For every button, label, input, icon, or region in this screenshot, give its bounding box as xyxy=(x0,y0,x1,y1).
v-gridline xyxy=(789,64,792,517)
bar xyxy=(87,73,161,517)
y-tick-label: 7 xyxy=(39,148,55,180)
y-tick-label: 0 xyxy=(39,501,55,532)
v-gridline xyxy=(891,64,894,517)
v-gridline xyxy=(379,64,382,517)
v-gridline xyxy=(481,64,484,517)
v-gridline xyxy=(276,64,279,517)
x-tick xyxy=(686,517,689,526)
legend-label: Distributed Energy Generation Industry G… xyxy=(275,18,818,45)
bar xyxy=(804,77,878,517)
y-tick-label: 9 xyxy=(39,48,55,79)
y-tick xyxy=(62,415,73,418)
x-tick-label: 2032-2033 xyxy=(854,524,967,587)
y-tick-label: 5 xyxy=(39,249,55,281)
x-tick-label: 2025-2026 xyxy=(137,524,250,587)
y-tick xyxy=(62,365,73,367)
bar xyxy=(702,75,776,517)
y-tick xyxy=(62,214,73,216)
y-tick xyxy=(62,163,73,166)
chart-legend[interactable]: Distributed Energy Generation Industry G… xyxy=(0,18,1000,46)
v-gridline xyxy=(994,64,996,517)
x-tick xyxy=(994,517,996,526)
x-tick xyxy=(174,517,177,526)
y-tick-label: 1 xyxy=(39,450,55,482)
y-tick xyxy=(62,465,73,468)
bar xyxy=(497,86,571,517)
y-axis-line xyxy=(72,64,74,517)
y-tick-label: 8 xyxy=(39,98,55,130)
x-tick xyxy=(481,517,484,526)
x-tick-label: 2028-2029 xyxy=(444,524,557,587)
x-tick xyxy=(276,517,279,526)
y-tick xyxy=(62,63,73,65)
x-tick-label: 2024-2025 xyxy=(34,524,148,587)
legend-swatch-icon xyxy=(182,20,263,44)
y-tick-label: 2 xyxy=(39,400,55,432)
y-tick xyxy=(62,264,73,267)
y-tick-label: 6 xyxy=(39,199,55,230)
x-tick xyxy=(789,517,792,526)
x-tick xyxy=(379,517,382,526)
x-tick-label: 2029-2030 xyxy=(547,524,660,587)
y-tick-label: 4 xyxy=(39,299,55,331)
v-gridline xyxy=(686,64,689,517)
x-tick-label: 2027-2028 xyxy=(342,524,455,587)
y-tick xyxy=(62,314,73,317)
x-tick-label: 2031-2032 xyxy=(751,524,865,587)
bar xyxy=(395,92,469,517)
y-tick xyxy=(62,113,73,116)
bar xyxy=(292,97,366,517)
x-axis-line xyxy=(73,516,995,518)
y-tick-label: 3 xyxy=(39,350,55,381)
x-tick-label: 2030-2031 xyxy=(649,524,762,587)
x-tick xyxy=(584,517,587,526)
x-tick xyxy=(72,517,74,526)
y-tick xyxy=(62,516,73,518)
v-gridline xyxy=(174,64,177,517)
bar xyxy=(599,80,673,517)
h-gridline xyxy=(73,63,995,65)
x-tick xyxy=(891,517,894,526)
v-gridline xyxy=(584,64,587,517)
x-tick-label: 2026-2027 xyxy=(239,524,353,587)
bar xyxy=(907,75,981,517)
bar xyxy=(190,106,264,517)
-=-=-
What is being asked
Rewrite all the records above with "v-gridline" changed to "vertical-gridline" everywhere, leaving everything else the same.

Solution
For every button, label, input, icon, or region in this screenshot, give its bounding box as xyxy=(x0,y0,x1,y1).
vertical-gridline xyxy=(789,64,792,517)
bar xyxy=(87,73,161,517)
y-tick-label: 7 xyxy=(39,148,55,180)
y-tick-label: 0 xyxy=(39,501,55,532)
vertical-gridline xyxy=(891,64,894,517)
vertical-gridline xyxy=(379,64,382,517)
vertical-gridline xyxy=(481,64,484,517)
vertical-gridline xyxy=(276,64,279,517)
x-tick xyxy=(686,517,689,526)
legend-label: Distributed Energy Generation Industry G… xyxy=(275,18,818,45)
bar xyxy=(804,77,878,517)
y-tick-label: 9 xyxy=(39,48,55,79)
y-tick xyxy=(62,415,73,418)
x-tick-label: 2032-2033 xyxy=(854,524,967,587)
y-tick-label: 5 xyxy=(39,249,55,281)
x-tick-label: 2025-2026 xyxy=(137,524,250,587)
y-tick xyxy=(62,365,73,367)
bar xyxy=(702,75,776,517)
y-tick xyxy=(62,214,73,216)
y-tick xyxy=(62,163,73,166)
chart-legend[interactable]: Distributed Energy Generation Industry G… xyxy=(0,18,1000,46)
vertical-gridline xyxy=(994,64,996,517)
x-tick xyxy=(994,517,996,526)
x-tick xyxy=(174,517,177,526)
y-tick-label: 1 xyxy=(39,450,55,482)
y-tick xyxy=(62,465,73,468)
bar xyxy=(497,86,571,517)
y-axis-line xyxy=(72,64,74,517)
y-tick-label: 8 xyxy=(39,98,55,130)
x-tick xyxy=(481,517,484,526)
x-tick-label: 2028-2029 xyxy=(444,524,557,587)
x-tick xyxy=(276,517,279,526)
y-tick xyxy=(62,63,73,65)
x-tick-label: 2024-2025 xyxy=(34,524,148,587)
legend-swatch-icon xyxy=(182,20,263,44)
y-tick-label: 2 xyxy=(39,400,55,432)
y-tick xyxy=(62,264,73,267)
y-tick-label: 6 xyxy=(39,199,55,230)
x-tick xyxy=(789,517,792,526)
x-tick xyxy=(379,517,382,526)
x-tick-label: 2029-2030 xyxy=(547,524,660,587)
y-tick-label: 4 xyxy=(39,299,55,331)
vertical-gridline xyxy=(686,64,689,517)
x-tick-label: 2027-2028 xyxy=(342,524,455,587)
y-tick xyxy=(62,314,73,317)
x-tick-label: 2031-2032 xyxy=(751,524,865,587)
bar xyxy=(395,92,469,517)
y-tick xyxy=(62,113,73,116)
bar xyxy=(292,97,366,517)
x-axis-line xyxy=(73,516,995,518)
y-tick-label: 3 xyxy=(39,350,55,381)
x-tick-label: 2030-2031 xyxy=(649,524,762,587)
x-tick xyxy=(584,517,587,526)
x-tick xyxy=(72,517,74,526)
y-tick xyxy=(62,516,73,518)
vertical-gridline xyxy=(174,64,177,517)
bar xyxy=(599,80,673,517)
h-gridline xyxy=(73,63,995,65)
x-tick xyxy=(891,517,894,526)
vertical-gridline xyxy=(584,64,587,517)
x-tick-label: 2026-2027 xyxy=(239,524,353,587)
bar xyxy=(907,75,981,517)
bar xyxy=(190,106,264,517)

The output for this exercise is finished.